**Required task**: Report each line of the data that has "Riverton" somewhere in it.

** Start Data excerpts **

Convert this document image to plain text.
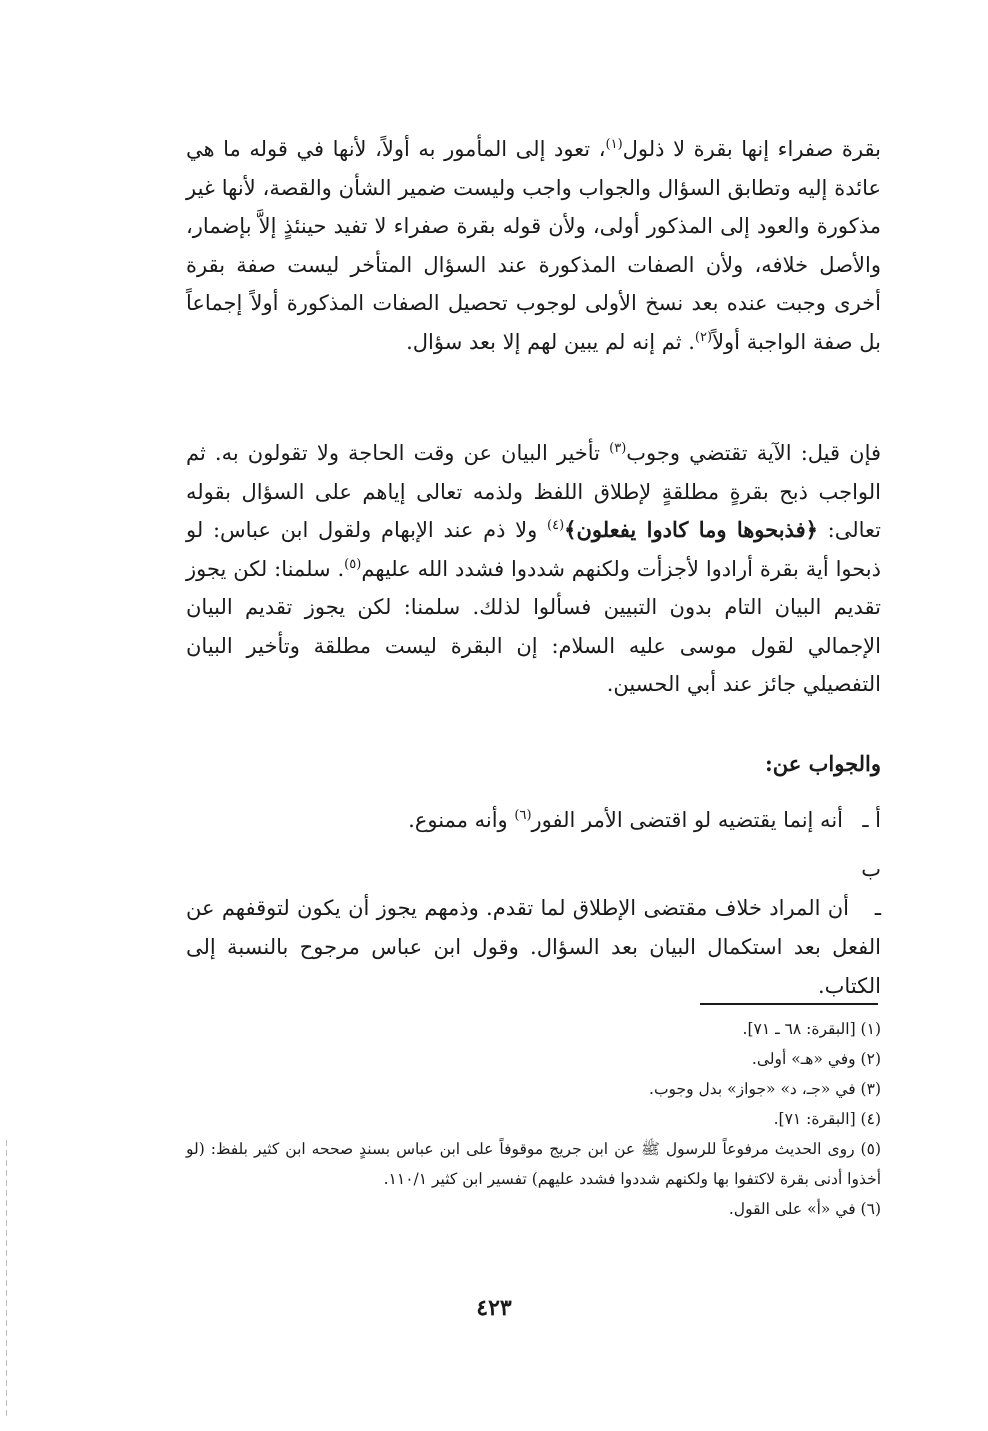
بقرة صفراء إنها بقرة لا ذلول$^{(١)}$، تعود إلى المأمور به أولاً، لأنها في قوله ما هي عائدة إليه وتطابق السؤال والجواب واجب وليست ضمير الشأن والقصة، لأنها غير مذكورة والعود إلى المذكور أولى، ولأن قوله بقرة صفراء لا تفيد حينئذٍ إلاَّ بإضمار، والأصل خلافه، ولأن الصفات المذكورة عند السؤال المتأخر ليست صفة بقرة أخرى وجبت عنده بعد نسخ الأولى لوجوب تحصيل الصفات المذكورة أولاً إجماعاً بل صفة الواجبة أولاً$^{(٢)}$. ثم إنه لم يبين لهم إلا بعد سؤال.
فإن قيل: الآية تقتضي وجوب$^{(٣)}$ تأخير البيان عن وقت الحاجة ولا تقولون به. ثم الواجب ذبح بقرةٍ مطلقةٍ لإطلاق اللفظ ولذمه تعالى إياهم على السؤال بقوله تعالى: ﴿فذبحوها وما كادوا يفعلون﴾$^{(٤)}$ ولا ذم عند الإبهام ولقول ابن عباس: لو ذبحوا أية بقرة أرادوا لأجزأت ولكنهم شددوا فشدد الله عليهم$^{(٥)}$. سلمنا: لكن يجوز تقديم البيان التام بدون التبيين فسألوا لذلك. سلمنا: لكن يجوز تقديم البيان الإجمالي لقول موسى عليه السلام: إن البقرة ليست مطلقة وتأخير البيان التفصيلي جائز عند أبي الحسين.
والجواب عن:
أ ـأنه إنما يقتضيه لو اقتضى الأمر الفور$^{(٦)}$ وأنه ممنوع.
ب ـأن المراد خلاف مقتضى الإطلاق لما تقدم. وذمهم يجوز أن يكون لتوقفهم عن الفعل بعد استكمال البيان بعد السؤال. وقول ابن عباس مرجوح بالنسبة إلى الكتاب.

(١) [البقرة: ٦٨ ـ ٧١].

(٢) وفي «هـ» أولى.

(٣) في «جـ، د» «جواز» بدل وجوب.

(٤) [البقرة: ٧١].

(٥) روى الحديث مرفوعاً للرسول ﷺ عن ابن جريج موقوفاً على ابن عباس بسندٍ صححه ابن كثير بلفظ: (لو أخذوا أدنى بقرة لاكتفوا بها ولكنهم شددوا فشدد عليهم) تفسير ابن كثير ١١٠/١.

(٦) في «أ» على القول.

٤٢٣
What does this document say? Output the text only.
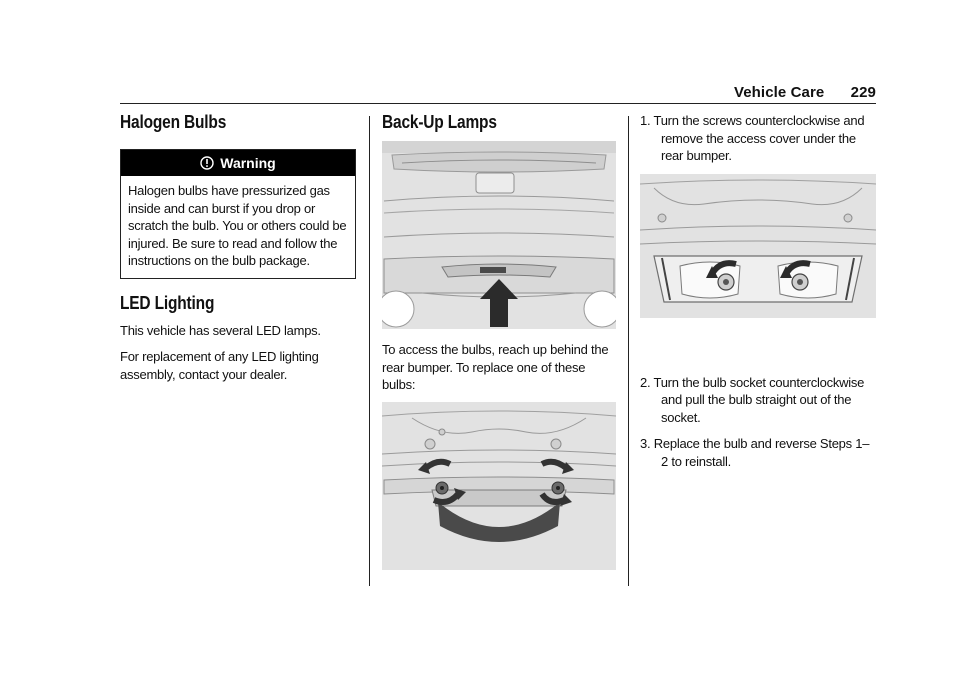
Vehicle Care 229
Halogen Bulbs
Warning
Halogen bulbs have pressurized gas inside and can burst if you drop or scratch the bulb. You or others could be injured. Be sure to read and follow the instructions on the bulb package.
LED Lighting
This vehicle has several LED lamps.
For replacement of any LED lighting assembly, contact your dealer.
Back-Up Lamps
To access the bulbs, reach up behind the rear bumper. To replace one of these bulbs:
1. Turn the screws counterclockwise and remove the access cover under the rear bumper.
2. Turn the bulb socket counterclockwise and pull the bulb straight out of the socket.
3. Replace the bulb and reverse Steps 1–2 to reinstall.
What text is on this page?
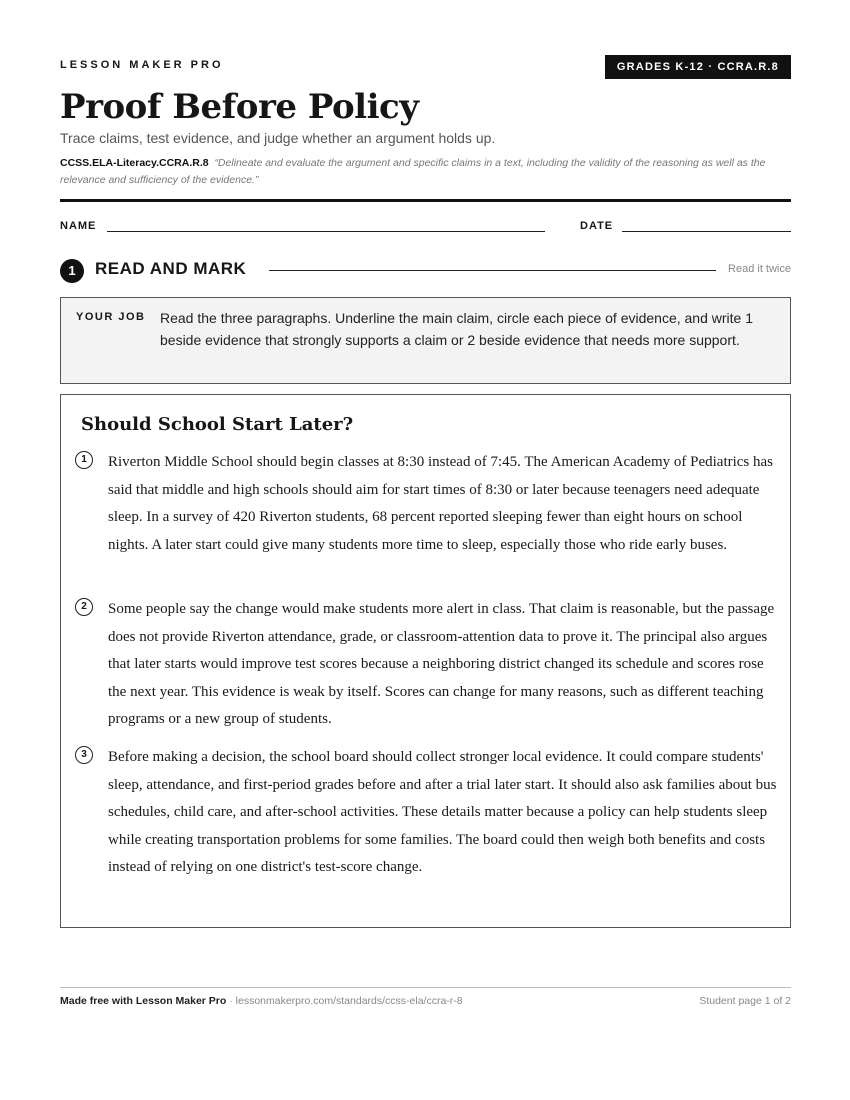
LESSON MAKER PRO	GRADES K-12 · CCRA.R.8
Proof Before Policy
Trace claims, test evidence, and judge whether an argument holds up.
CCSS.ELA-Literacy.CCRA.R.8 “Delineate and evaluate the argument and specific claims in a text, including the validity of the reasoning as well as the relevance and sufficiency of the evidence.”
NAME	DATE
1	READ AND MARK	Read it twice
YOUR JOB Read the three paragraphs. Underline the main claim, circle each piece of evidence, and write 1 beside evidence that strongly supports a claim or 2 beside evidence that needs more support.
Should School Start Later?
1	Riverton Middle School should begin classes at 8:30 instead of 7:45. The American Academy of Pediatrics has said that middle and high schools should aim for start times of 8:30 or later because teenagers need adequate sleep. In a survey of 420 Riverton students, 68 percent reported sleeping fewer than eight hours on school nights. A later start could give many students more time to sleep, especially those who ride early buses.
2	Some people say the change would make students more alert in class. That claim is reasonable, but the passage does not provide Riverton attendance, grade, or classroom-attention data to prove it. The principal also argues that later starts would improve test scores because a neighboring district changed its schedule and scores rose the next year. This evidence is weak by itself. Scores can change for many reasons, such as different teaching programs or a new group of students.
3	Before making a decision, the school board should collect stronger local evidence. It could compare students' sleep, attendance, and first-period grades before and after a trial later start. It should also ask families about bus schedules, child care, and after-school activities. These details matter because a policy can help students sleep while creating transportation problems for some families. The board could then weigh both benefits and costs instead of relying on one district's test-score change.
Made free with Lesson Maker Pro · lessonmakerpro.com/standards/ccss-ela/ccra-r-8	Student page 1 of 2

** End Data excerpts **

**The solution**:
1	Riverton Middle School should begin classes at 8:30 instead of 7:45. The American Academy of Pediatrics has said that middle and high schools should aim for start times of 8:30 or later because teenagers need adequate sleep. In a survey of 420 Riverton students, 68 percent reported sleeping fewer than eight hours on school nights. A later start could give many students more time to sleep, especially those who ride early buses.
2	Some people say the change would make students more alert in class. That claim is reasonable, but the passage does not provide Riverton attendance, grade, or classroom-attention data to prove it. The principal also argues that later starts would improve test scores because a neighboring district changed its schedule and scores rose the next year. This evidence is weak by itself. Scores can change for many reasons, such as different teaching programs or a new group of students.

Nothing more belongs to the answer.